§ Data items:
-=-=-=-=-

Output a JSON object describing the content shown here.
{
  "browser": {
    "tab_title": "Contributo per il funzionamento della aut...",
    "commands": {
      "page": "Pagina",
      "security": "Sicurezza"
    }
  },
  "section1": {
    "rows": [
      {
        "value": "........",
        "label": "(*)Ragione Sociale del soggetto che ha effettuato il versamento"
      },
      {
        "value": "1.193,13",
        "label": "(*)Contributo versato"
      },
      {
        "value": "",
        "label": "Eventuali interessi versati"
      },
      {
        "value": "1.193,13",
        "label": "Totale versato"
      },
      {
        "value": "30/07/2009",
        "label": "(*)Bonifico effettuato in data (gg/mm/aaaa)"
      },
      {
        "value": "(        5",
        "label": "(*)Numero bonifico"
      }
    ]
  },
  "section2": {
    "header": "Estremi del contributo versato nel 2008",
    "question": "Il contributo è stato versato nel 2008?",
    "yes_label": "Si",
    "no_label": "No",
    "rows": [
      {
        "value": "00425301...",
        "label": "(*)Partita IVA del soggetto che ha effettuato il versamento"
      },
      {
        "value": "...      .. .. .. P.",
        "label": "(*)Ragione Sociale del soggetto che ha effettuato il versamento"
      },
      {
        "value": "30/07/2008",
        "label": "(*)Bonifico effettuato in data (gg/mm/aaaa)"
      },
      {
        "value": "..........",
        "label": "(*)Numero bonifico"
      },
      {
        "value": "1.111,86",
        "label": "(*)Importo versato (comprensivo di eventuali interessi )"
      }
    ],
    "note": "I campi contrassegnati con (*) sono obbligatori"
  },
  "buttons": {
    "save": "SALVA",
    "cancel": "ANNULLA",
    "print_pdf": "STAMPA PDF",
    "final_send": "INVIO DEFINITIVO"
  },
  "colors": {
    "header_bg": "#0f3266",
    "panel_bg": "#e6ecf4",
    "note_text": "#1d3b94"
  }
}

-=-=-=-=-

§ Requirement:
Can you restate every record above word for word?

§ Task result:
Output a JSON object describing the content shown here.
{
  "browser": {
    "tab_title": "Contributo per il funzionamento della aut...",
    "commands": {
      "page": "Pagina",
      "security": "Sicurezza"
    }
  },
  "section1": {
    "rows": [
      {
        "value": "........",
        "label": "(*)Ragione Sociale del soggetto che ha effettuato il versamento"
      },
      {
        "value": "1.193,13",
        "label": "(*)Contributo versato"
      },
      {
        "value": "",
        "label": "Eventuali interessi versati"
      },
      {
        "value": "1.193,13",
        "label": "Totale versato"
      },
      {
        "value": "30/07/2009",
        "label": "(*)Bonifico effettuato in data (gg/mm/aaaa)"
      },
      {
        "value": "(        5",
        "label": "(*)Numero bonifico"
      }
    ]
  },
  "section2": {
    "header": "Estremi del contributo versato nel 2008",
    "question": "Il contributo è stato versato nel 2008?",
    "yes_label": "Si",
    "no_label": "No",
    "rows": [
      {
        "value": "00425301...",
        "label": "(*)Partita IVA del soggetto che ha effettuato il versamento"
      },
      {
        "value": "...      .. .. .. P.",
        "label": "(*)Ragione Sociale del soggetto che ha effettuato il versamento"
      },
      {
        "value": "30/07/2008",
        "label": "(*)Bonifico effettuato in data (gg/mm/aaaa)"
      },
      {
        "value": "..........",
        "label": "(*)Numero bonifico"
      },
      {
        "value": "1.111,86",
        "label": "(*)Importo versato (comprensivo di eventuali interessi )"
      }
    ],
    "note": "I campi contrassegnati con (*) sono obbligatori"
  },
  "buttons": {
    "save": "SALVA",
    "cancel": "ANNULLA",
    "print_pdf": "STAMPA PDF",
    "final_send": "INVIO DEFINITIVO"
  },
  "colors": {
    "header_bg": "#0f3266",
    "panel_bg": "#e6ecf4",
    "note_text": "#1d3b94"
  }
}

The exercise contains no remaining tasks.